■ **WHAT THE TASK REQUIRES**
Pick out every line holding the string "name" and copy it.

■ **RECORDS SHOWN**
□ □ □ □ □
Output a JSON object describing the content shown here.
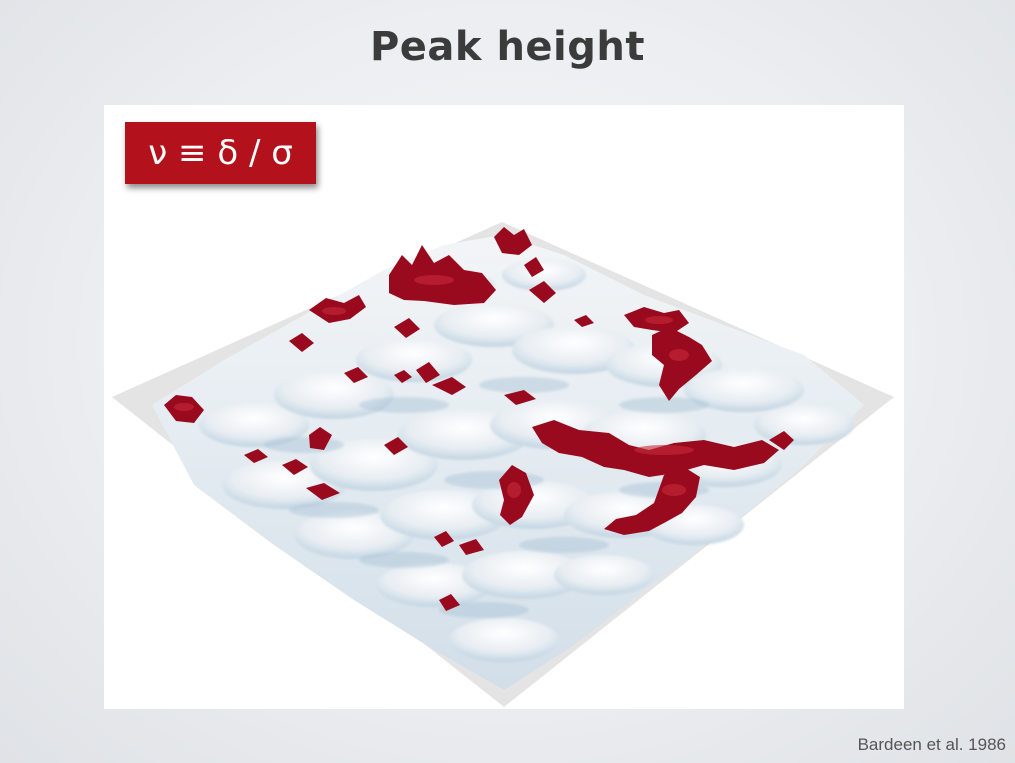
{
  "slide": {
    "title": "Peak height"
  },
  "figure": {
    "formula": "ν ≡ δ / σ",
    "colors": {
      "peak": "#9a0a1e",
      "surface_light": "#e9eef3",
      "surface_shadow": "#b9cfdf",
      "plane": "#e4e4e4",
      "badge": "#b3121c"
    }
  },
  "citation": "Bardeen et al. 1986"
}
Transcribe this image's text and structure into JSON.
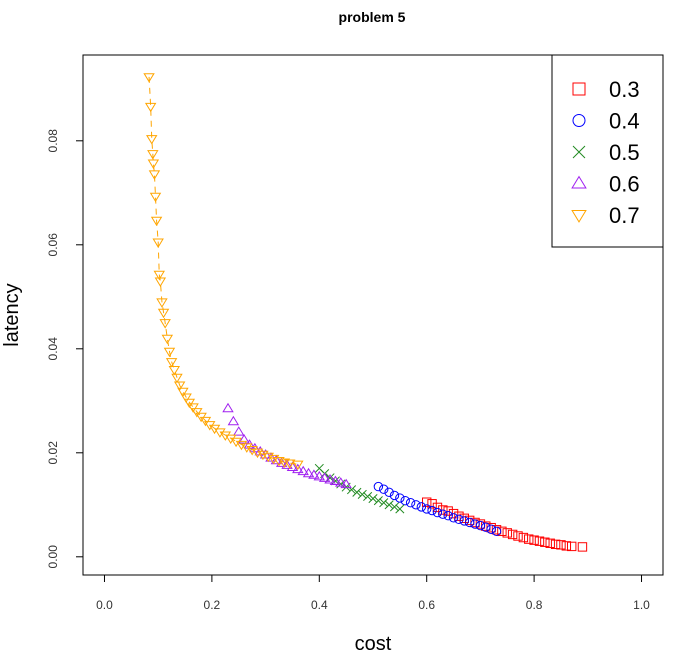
{
  "chart_data": {
    "type": "scatter",
    "title": "problem 5",
    "xlabel": "cost",
    "ylabel": "latency",
    "xlim": [
      -0.04,
      1.04
    ],
    "ylim": [
      -0.0035,
      0.0965
    ],
    "xticks": [
      0.0,
      0.2,
      0.4,
      0.6,
      0.8,
      1.0
    ],
    "xtick_labels": [
      "0.0",
      "0.2",
      "0.4",
      "0.6",
      "0.8",
      "1.0"
    ],
    "yticks": [
      0.0,
      0.02,
      0.04,
      0.06,
      0.08
    ],
    "ytick_labels": [
      "0.00",
      "0.02",
      "0.04",
      "0.06",
      "0.08"
    ],
    "grid": false,
    "legend_position": "top-right",
    "series": [
      {
        "name": "0.3",
        "color": "#ff0000",
        "marker": "square",
        "x": [
          0.6,
          0.61,
          0.62,
          0.63,
          0.64,
          0.65,
          0.66,
          0.67,
          0.68,
          0.69,
          0.7,
          0.71,
          0.72,
          0.73,
          0.74,
          0.75,
          0.76,
          0.77,
          0.78,
          0.79,
          0.8,
          0.81,
          0.82,
          0.83,
          0.84,
          0.85,
          0.86,
          0.87,
          0.89
        ],
        "y": [
          0.0105,
          0.0102,
          0.0095,
          0.009,
          0.0088,
          0.0083,
          0.0078,
          0.0074,
          0.007,
          0.0066,
          0.0063,
          0.0059,
          0.0056,
          0.0052,
          0.0049,
          0.0046,
          0.0043,
          0.004,
          0.0037,
          0.0034,
          0.0032,
          0.003,
          0.0028,
          0.0026,
          0.0024,
          0.0023,
          0.0021,
          0.002,
          0.0019
        ]
      },
      {
        "name": "0.4",
        "color": "#0000ff",
        "marker": "circle",
        "x": [
          0.51,
          0.52,
          0.53,
          0.54,
          0.55,
          0.56,
          0.57,
          0.58,
          0.59,
          0.6,
          0.61,
          0.62,
          0.63,
          0.64,
          0.65,
          0.66,
          0.67,
          0.68,
          0.69,
          0.7,
          0.71,
          0.72,
          0.73
        ],
        "y": [
          0.0135,
          0.013,
          0.0124,
          0.0118,
          0.0113,
          0.0108,
          0.0104,
          0.01,
          0.0096,
          0.0092,
          0.0089,
          0.0085,
          0.0082,
          0.0079,
          0.0075,
          0.0072,
          0.0069,
          0.0066,
          0.0063,
          0.006,
          0.0057,
          0.0053,
          0.0049
        ]
      },
      {
        "name": "0.5",
        "color": "#228b22",
        "marker": "x",
        "x": [
          0.4,
          0.41,
          0.42,
          0.43,
          0.44,
          0.45,
          0.46,
          0.47,
          0.48,
          0.49,
          0.5,
          0.51,
          0.52,
          0.53,
          0.54,
          0.55
        ],
        "y": [
          0.017,
          0.016,
          0.0152,
          0.0146,
          0.014,
          0.0134,
          0.0129,
          0.0124,
          0.012,
          0.0116,
          0.0112,
          0.0108,
          0.0104,
          0.01,
          0.0096,
          0.0092
        ]
      },
      {
        "name": "0.6",
        "color": "#a020f0",
        "marker": "triangle-up",
        "x": [
          0.23,
          0.24,
          0.25,
          0.26,
          0.27,
          0.28,
          0.29,
          0.3,
          0.31,
          0.32,
          0.33,
          0.34,
          0.35,
          0.36,
          0.37,
          0.38,
          0.39,
          0.4,
          0.41,
          0.42,
          0.43,
          0.44,
          0.45
        ],
        "y": [
          0.0285,
          0.026,
          0.024,
          0.0225,
          0.0215,
          0.0208,
          0.0202,
          0.0196,
          0.019,
          0.0185,
          0.018,
          0.0176,
          0.0172,
          0.0168,
          0.0164,
          0.016,
          0.0157,
          0.0154,
          0.0151,
          0.0148,
          0.0145,
          0.0142,
          0.0139
        ]
      },
      {
        "name": "0.7",
        "color": "#ffa500",
        "marker": "triangle-down",
        "x": [
          0.083,
          0.086,
          0.088,
          0.09,
          0.091,
          0.093,
          0.095,
          0.097,
          0.1,
          0.102,
          0.104,
          0.107,
          0.11,
          0.113,
          0.117,
          0.121,
          0.125,
          0.13,
          0.135,
          0.14,
          0.146,
          0.152,
          0.158,
          0.165,
          0.172,
          0.18,
          0.188,
          0.196,
          0.205,
          0.215,
          0.225,
          0.235,
          0.245,
          0.255,
          0.265,
          0.275,
          0.285,
          0.295,
          0.305,
          0.315,
          0.325,
          0.335,
          0.345,
          0.36
        ],
        "y": [
          0.0923,
          0.0866,
          0.0804,
          0.0775,
          0.0757,
          0.0736,
          0.0693,
          0.0647,
          0.0605,
          0.0543,
          0.053,
          0.049,
          0.047,
          0.045,
          0.042,
          0.0395,
          0.0375,
          0.036,
          0.0345,
          0.033,
          0.0318,
          0.0307,
          0.0297,
          0.0288,
          0.0279,
          0.027,
          0.0262,
          0.0254,
          0.0247,
          0.024,
          0.0234,
          0.0228,
          0.0222,
          0.0216,
          0.0211,
          0.0206,
          0.0201,
          0.0197,
          0.0193,
          0.0189,
          0.0185,
          0.0182,
          0.018,
          0.0178
        ]
      }
    ]
  }
}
□ □ □ □ □
■ **REPLY**
        "name": "0.3",
        "name": "0.4",
        "name": "0.5",
        "name": "0.6",
        "name": "0.7",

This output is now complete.